What is expected: Scan the entries and tally the lines that include the string "title". Reply with the figure alone.

[START Record set]

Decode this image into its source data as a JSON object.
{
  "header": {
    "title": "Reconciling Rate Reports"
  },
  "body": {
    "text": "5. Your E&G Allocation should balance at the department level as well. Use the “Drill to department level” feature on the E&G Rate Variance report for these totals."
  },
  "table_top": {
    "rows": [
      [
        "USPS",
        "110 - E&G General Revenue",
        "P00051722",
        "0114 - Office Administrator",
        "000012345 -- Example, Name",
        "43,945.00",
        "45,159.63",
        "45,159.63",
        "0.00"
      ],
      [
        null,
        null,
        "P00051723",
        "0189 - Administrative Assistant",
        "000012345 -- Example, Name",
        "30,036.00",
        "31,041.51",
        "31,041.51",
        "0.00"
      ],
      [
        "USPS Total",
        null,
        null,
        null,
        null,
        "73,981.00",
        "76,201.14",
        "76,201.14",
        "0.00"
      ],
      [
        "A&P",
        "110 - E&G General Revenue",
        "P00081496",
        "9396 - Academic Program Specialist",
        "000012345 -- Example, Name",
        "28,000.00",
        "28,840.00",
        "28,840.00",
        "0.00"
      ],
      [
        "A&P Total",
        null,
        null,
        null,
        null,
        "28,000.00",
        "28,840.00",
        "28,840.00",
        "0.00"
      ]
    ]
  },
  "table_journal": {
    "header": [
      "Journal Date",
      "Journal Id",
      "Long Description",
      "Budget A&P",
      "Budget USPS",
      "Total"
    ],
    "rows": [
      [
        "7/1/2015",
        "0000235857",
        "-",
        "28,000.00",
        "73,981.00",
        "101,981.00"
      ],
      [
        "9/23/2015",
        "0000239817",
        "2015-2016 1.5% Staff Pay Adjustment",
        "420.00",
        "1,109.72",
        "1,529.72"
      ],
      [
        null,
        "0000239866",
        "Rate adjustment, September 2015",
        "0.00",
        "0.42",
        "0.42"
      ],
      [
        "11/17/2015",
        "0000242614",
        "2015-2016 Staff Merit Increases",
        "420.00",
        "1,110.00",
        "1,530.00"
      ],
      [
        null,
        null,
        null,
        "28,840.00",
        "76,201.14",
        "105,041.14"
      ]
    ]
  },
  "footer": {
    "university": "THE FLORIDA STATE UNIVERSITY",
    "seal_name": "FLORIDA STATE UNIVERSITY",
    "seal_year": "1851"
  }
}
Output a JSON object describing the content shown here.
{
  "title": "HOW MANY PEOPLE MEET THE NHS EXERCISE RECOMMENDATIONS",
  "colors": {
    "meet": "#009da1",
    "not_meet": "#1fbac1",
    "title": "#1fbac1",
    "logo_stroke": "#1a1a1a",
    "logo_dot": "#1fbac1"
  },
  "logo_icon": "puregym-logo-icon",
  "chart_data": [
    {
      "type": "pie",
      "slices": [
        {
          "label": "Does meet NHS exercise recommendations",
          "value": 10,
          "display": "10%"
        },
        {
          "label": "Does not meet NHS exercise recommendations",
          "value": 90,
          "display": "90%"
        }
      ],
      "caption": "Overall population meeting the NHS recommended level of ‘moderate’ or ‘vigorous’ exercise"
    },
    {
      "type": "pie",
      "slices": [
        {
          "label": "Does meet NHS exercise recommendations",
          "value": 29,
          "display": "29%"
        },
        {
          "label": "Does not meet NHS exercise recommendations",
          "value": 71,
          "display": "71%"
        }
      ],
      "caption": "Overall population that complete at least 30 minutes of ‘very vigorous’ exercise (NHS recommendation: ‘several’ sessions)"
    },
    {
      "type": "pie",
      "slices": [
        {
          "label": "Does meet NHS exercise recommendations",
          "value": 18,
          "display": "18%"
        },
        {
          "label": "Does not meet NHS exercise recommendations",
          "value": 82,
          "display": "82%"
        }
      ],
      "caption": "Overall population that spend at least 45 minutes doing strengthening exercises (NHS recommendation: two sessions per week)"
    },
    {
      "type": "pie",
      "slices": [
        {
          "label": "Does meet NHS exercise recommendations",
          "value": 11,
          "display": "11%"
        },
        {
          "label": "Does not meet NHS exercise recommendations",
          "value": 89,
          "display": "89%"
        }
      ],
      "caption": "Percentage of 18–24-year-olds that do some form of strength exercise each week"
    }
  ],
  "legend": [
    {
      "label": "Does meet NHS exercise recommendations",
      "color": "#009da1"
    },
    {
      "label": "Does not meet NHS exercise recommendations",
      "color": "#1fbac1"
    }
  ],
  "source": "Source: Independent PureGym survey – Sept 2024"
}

[END Record set]

Written reply: 3